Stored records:
◇ ◇ ◇ ◇ ◇

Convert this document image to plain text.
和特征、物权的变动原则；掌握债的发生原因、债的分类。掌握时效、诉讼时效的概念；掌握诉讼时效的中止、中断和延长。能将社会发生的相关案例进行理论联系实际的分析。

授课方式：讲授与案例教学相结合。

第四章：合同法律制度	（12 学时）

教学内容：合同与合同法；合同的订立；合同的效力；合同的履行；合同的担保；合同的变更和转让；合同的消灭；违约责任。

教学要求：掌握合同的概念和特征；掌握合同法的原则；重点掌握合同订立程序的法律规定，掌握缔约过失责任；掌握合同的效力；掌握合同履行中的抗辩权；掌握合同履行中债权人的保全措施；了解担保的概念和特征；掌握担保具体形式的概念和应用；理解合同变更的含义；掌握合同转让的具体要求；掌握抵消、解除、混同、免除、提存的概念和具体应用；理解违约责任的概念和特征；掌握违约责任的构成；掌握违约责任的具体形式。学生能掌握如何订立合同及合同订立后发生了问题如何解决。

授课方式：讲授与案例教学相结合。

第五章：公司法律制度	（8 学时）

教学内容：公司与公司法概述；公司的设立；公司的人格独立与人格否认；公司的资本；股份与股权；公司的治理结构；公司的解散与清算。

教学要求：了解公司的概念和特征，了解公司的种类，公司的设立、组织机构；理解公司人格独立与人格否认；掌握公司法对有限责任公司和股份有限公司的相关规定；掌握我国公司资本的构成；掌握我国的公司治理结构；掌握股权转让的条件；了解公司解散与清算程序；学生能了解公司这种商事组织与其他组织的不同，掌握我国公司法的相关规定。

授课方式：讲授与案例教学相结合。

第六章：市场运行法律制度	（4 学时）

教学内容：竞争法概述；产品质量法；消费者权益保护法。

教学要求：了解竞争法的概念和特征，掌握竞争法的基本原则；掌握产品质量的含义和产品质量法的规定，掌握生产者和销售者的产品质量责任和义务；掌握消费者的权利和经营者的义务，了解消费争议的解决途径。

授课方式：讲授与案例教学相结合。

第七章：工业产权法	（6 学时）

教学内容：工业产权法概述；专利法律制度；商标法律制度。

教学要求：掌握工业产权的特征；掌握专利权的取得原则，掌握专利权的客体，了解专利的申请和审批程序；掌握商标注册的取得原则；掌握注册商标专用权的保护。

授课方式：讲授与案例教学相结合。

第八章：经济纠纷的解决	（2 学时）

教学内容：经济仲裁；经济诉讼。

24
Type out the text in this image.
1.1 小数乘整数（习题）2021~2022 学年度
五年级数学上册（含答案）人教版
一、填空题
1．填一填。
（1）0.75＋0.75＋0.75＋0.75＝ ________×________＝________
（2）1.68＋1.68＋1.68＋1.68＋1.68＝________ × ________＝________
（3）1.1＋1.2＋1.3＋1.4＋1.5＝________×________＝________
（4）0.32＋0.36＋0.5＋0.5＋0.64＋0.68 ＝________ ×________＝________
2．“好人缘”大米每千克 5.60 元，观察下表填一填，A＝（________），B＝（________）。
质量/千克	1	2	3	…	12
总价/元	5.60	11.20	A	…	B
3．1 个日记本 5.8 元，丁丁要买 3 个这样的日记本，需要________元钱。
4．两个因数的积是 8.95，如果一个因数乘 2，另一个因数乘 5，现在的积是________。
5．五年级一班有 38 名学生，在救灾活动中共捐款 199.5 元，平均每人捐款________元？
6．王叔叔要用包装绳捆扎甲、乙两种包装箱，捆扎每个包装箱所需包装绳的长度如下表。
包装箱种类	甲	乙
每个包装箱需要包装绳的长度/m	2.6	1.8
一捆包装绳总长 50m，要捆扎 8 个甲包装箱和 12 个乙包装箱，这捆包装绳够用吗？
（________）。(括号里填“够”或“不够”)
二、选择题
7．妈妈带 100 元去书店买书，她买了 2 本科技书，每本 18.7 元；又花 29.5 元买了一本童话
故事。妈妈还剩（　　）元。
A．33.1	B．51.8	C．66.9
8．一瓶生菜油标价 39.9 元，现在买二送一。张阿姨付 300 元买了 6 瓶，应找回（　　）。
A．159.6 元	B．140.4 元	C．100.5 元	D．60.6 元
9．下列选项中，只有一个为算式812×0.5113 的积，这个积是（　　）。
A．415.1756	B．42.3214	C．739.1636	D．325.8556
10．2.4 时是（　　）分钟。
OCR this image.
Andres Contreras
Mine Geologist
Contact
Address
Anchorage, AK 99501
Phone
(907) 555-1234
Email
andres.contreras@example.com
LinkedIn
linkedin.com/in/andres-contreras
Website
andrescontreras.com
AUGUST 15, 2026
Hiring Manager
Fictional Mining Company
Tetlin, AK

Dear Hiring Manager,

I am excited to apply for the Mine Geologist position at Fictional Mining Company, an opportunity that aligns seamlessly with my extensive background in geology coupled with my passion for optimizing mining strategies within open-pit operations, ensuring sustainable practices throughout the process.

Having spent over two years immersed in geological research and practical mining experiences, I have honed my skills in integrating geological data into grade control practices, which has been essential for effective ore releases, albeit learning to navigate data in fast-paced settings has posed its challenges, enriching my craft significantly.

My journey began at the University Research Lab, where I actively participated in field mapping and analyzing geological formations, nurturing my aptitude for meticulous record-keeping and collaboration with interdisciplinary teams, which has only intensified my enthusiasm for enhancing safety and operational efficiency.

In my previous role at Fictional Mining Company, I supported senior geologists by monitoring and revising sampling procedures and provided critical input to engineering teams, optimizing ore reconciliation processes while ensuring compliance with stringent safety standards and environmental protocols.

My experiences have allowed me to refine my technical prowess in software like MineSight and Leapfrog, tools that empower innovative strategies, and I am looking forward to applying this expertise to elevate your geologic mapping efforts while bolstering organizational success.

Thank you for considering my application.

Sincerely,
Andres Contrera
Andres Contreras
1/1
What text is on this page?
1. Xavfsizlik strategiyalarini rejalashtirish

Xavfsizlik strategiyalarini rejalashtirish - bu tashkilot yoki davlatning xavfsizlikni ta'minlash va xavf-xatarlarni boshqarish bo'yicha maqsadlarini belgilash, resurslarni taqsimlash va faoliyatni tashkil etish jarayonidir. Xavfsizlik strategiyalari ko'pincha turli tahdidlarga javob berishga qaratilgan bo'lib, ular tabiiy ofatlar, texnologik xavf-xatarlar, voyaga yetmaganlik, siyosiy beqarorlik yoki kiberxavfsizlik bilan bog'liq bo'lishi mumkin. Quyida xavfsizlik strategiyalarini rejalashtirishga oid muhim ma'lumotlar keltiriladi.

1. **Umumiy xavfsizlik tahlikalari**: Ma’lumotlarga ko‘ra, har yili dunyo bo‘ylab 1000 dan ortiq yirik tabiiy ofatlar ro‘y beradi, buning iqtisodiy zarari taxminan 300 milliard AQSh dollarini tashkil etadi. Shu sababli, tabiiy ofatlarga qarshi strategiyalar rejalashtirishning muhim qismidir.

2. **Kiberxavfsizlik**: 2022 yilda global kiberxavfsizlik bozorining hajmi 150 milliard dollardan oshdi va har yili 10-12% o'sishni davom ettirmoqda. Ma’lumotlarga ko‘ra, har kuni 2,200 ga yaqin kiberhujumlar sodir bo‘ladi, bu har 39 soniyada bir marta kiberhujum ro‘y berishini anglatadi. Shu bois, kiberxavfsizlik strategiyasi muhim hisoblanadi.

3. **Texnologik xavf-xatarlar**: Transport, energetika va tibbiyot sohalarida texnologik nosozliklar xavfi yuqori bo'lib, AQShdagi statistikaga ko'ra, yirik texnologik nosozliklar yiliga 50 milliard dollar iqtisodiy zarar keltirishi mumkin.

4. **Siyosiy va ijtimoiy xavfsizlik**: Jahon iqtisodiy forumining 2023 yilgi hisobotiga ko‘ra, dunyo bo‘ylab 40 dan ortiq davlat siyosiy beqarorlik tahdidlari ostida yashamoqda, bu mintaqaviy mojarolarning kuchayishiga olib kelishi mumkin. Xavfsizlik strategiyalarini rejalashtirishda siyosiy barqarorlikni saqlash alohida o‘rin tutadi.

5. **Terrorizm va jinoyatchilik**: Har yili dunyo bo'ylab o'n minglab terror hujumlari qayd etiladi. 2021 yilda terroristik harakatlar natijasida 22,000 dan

◇ ◇ ◇ ◇ ◇

◆ What you should do:
Lines that include the word "教学要求" are to be extracted from the data above.

◆ Finished exercise:
教学要求：掌握合同的概念和特征；掌握合同法的原则；重点掌握合同订立程序的法律规定，掌握缔约过失责任；掌握合同的效力；掌握合同履行中的抗辩权；掌握合同履行中债权人的保全措施；了解担保的概念和特征；掌握担保具体形式的概念和应用；理解合同变更的含义；掌握合同转让的具体要求；掌握抵消、解除、混同、免除、提存的概念和具体应用；理解违约责任的概念和特征；掌握违约责任的构成；掌握违约责任的具体形式。学生能掌握如何订立合同及合同订立后发生了问题如何解决。
教学要求：了解公司的概念和特征，了解公司的种类，公司的设立、组织机构；理解公司人格独立与人格否认；掌握公司法对有限责任公司和股份有限公司的相关规定；掌握我国公司资本的构成；掌握我国的公司治理结构；掌握股权转让的条件；了解公司解散与清算程序；学生能了解公司这种商事组织与其他组织的不同，掌握我国公司法的相关规定。
教学要求：了解竞争法的概念和特征，掌握竞争法的基本原则；掌握产品质量的含义和产品质量法的规定，掌握生产者和销售者的产品质量责任和义务；掌握消费者的权利和经营者的义务，了解消费争议的解决途径。
教学要求：掌握工业产权的特征；掌握专利权的取得原则，掌握专利权的客体，了解专利的申请和审批程序；掌握商标注册的取得原则；掌握注册商标专用权的保护。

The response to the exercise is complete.